Exercise task -
Without the images, write out all of the following entries exactly.

-- begin Material provided --

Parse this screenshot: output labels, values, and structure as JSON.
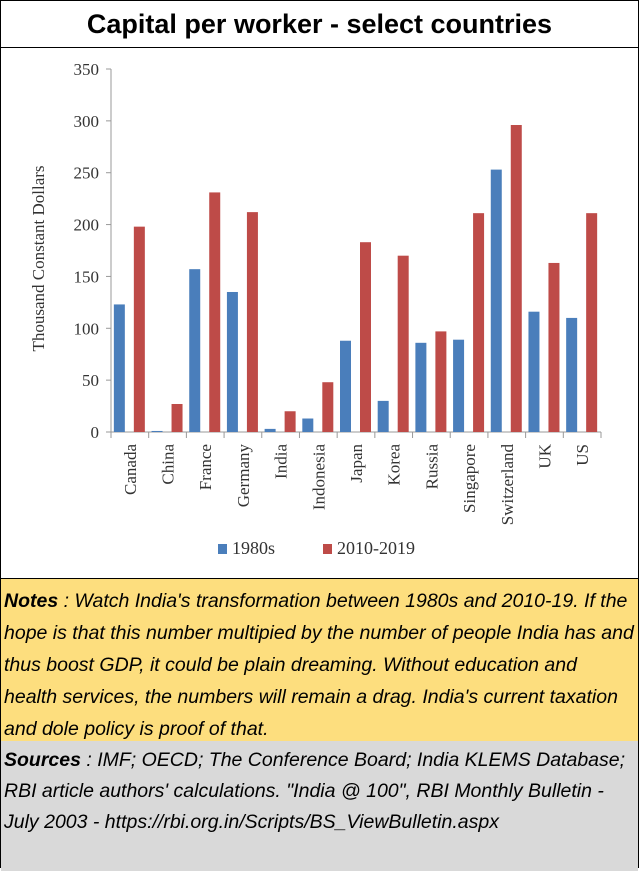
{
  "title": "Capital per worker - select countries",
  "chart_data": {
    "type": "bar",
    "ylabel": "Thousand Constant Dollars",
    "ylim": [
      0,
      350
    ],
    "yticks": [
      0,
      50,
      100,
      150,
      200,
      250,
      300,
      350
    ],
    "categories": [
      "Canada",
      "China",
      "France",
      "Germany",
      "India",
      "Indonesia",
      "Japan",
      "Korea",
      "Russia",
      "Singapore",
      "Switzerland",
      "UK",
      "US"
    ],
    "series": [
      {
        "name": "1980s",
        "color": "#4a7ebb",
        "values": [
          123,
          1,
          157,
          135,
          3,
          13,
          88,
          30,
          86,
          89,
          253,
          116,
          110
        ]
      },
      {
        "name": "2010-2019",
        "color": "#be4b48",
        "values": [
          198,
          27,
          231,
          212,
          20,
          48,
          183,
          170,
          97,
          211,
          296,
          163,
          211
        ]
      }
    ],
    "grid": false,
    "legend": "bottom"
  },
  "notes": {
    "label": "Notes",
    "text": " : Watch India's transformation between 1980s and 2010-19.  If the hope is that this number multipied by the number of people India has and thus boost GDP, it could be plain dreaming.  Without education and health services, the numbers will remain a drag.  India's current taxation and dole policy is proof of that."
  },
  "sources": {
    "label": "Sources",
    "text": " : IMF; OECD; The Conference Board; India KLEMS Database; RBI article authors' calculations. \"India @ 100\", RBI Monthly Bulletin - July 2003 - https://rbi.org.in/Scripts/BS_ViewBulletin.aspx"
  }
}
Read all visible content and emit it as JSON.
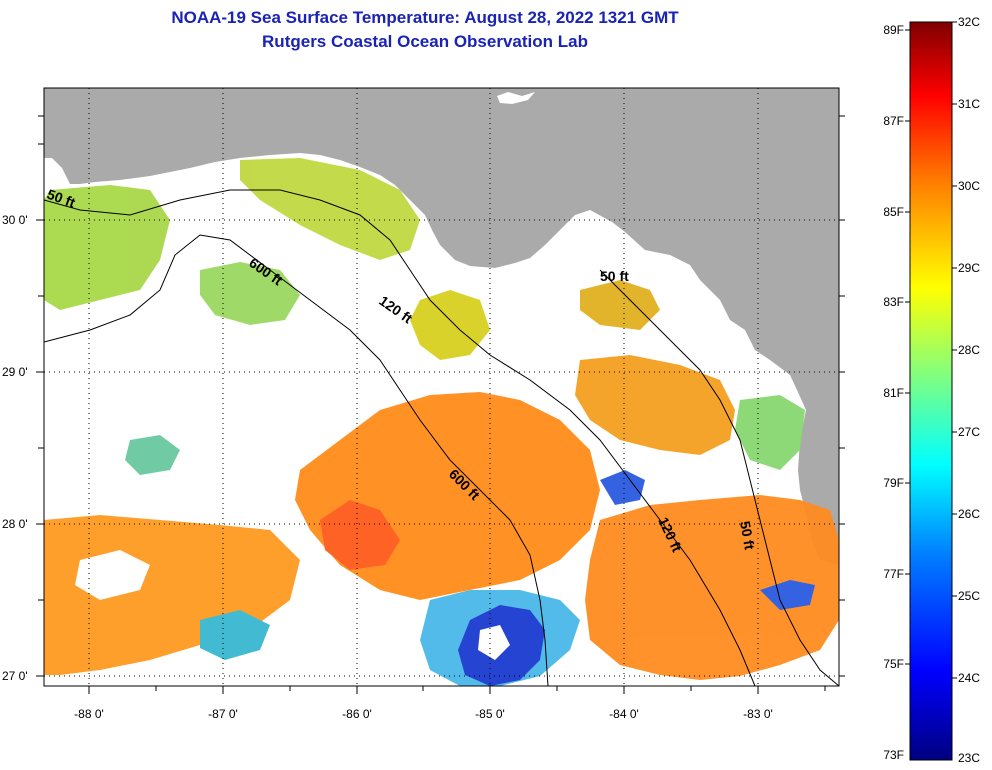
{
  "title": {
    "line1": "NOAA-19 Sea Surface Temperature:  August 28, 2022 1321 GMT",
    "line2": "Rutgers Coastal Ocean Observation Lab"
  },
  "axes": {
    "latitude_labels": [
      "30 0'",
      "29 0'",
      "28 0'",
      "27 0'"
    ],
    "longitude_labels": [
      "-88 0'",
      "-87 0'",
      "-86 0'",
      "-85 0'",
      "-84 0'",
      "-83 0'"
    ]
  },
  "contours": [
    "50 ft",
    "600 ft",
    "120 ft",
    "50 ft",
    "600 ft",
    "120 ft",
    "50 ft"
  ],
  "colorbar": {
    "fahrenheit": [
      "89F",
      "87F",
      "85F",
      "83F",
      "81F",
      "79F",
      "77F",
      "75F",
      "73F"
    ],
    "celsius": [
      "32C",
      "31C",
      "30C",
      "29C",
      "28C",
      "27C",
      "26C",
      "25C",
      "24C",
      "23C"
    ],
    "colors": [
      "#800000",
      "#ff0000",
      "#ff8000",
      "#ffff00",
      "#80ff80",
      "#00ffff",
      "#0080ff",
      "#0000ff",
      "#000080"
    ]
  },
  "colors": {
    "land": "#aaaaaa",
    "cloud": "#ffffff",
    "title": "#1a23b4"
  }
}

-- end Material provided --

Response to the task -
Parse this screenshot: output labels, values, and structure as JSON.
{
  "title": "Capital per worker - select countries",
  "chart_data": {
    "type": "bar",
    "ylabel": "Thousand Constant Dollars",
    "ylim": [
      0,
      350
    ],
    "yticks": [
      0,
      50,
      100,
      150,
      200,
      250,
      300,
      350
    ],
    "categories": [
      "Canada",
      "China",
      "France",
      "Germany",
      "India",
      "Indonesia",
      "Japan",
      "Korea",
      "Russia",
      "Singapore",
      "Switzerland",
      "UK",
      "US"
    ],
    "series": [
      {
        "name": "1980s",
        "color": "#4a7ebb",
        "values": [
          123,
          1,
          157,
          135,
          3,
          13,
          88,
          30,
          86,
          89,
          253,
          116,
          110
        ]
      },
      {
        "name": "2010-2019",
        "color": "#be4b48",
        "values": [
          198,
          27,
          231,
          212,
          20,
          48,
          183,
          170,
          97,
          211,
          296,
          163,
          211
        ]
      }
    ],
    "grid": false,
    "legend": "bottom"
  },
  "notes": {
    "label": "Notes",
    "text": " : Watch India's transformation between 1980s and 2010-19.  If the hope is that this number multipied by the number of people India has and thus boost GDP, it could be plain dreaming.  Without education and health services, the numbers will remain a drag.  India's current taxation and dole policy is proof of that."
  },
  "sources": {
    "label": "Sources",
    "text": " : IMF; OECD; The Conference Board; India KLEMS Database; RBI article authors' calculations. \"India @ 100\", RBI Monthly Bulletin - July 2003 - https://rbi.org.in/Scripts/BS_ViewBulletin.aspx"
  }
}
Read all visible content and emit it as JSON.
{
  "title": {
    "line1": "NOAA-19 Sea Surface Temperature:  August 28, 2022 1321 GMT",
    "line2": "Rutgers Coastal Ocean Observation Lab"
  },
  "axes": {
    "latitude_labels": [
      "30 0'",
      "29 0'",
      "28 0'",
      "27 0'"
    ],
    "longitude_labels": [
      "-88 0'",
      "-87 0'",
      "-86 0'",
      "-85 0'",
      "-84 0'",
      "-83 0'"
    ]
  },
  "contours": [
    "50 ft",
    "600 ft",
    "120 ft",
    "50 ft",
    "600 ft",
    "120 ft",
    "50 ft"
  ],
  "colorbar": {
    "fahrenheit": [
      "89F",
      "87F",
      "85F",
      "83F",
      "81F",
      "79F",
      "77F",
      "75F",
      "73F"
    ],
    "celsius": [
      "32C",
      "31C",
      "30C",
      "29C",
      "28C",
      "27C",
      "26C",
      "25C",
      "24C",
      "23C"
    ],
    "colors": [
      "#800000",
      "#ff0000",
      "#ff8000",
      "#ffff00",
      "#80ff80",
      "#00ffff",
      "#0080ff",
      "#0000ff",
      "#000080"
    ]
  },
  "colors": {
    "land": "#aaaaaa",
    "cloud": "#ffffff",
    "title": "#1a23b4"
  }
}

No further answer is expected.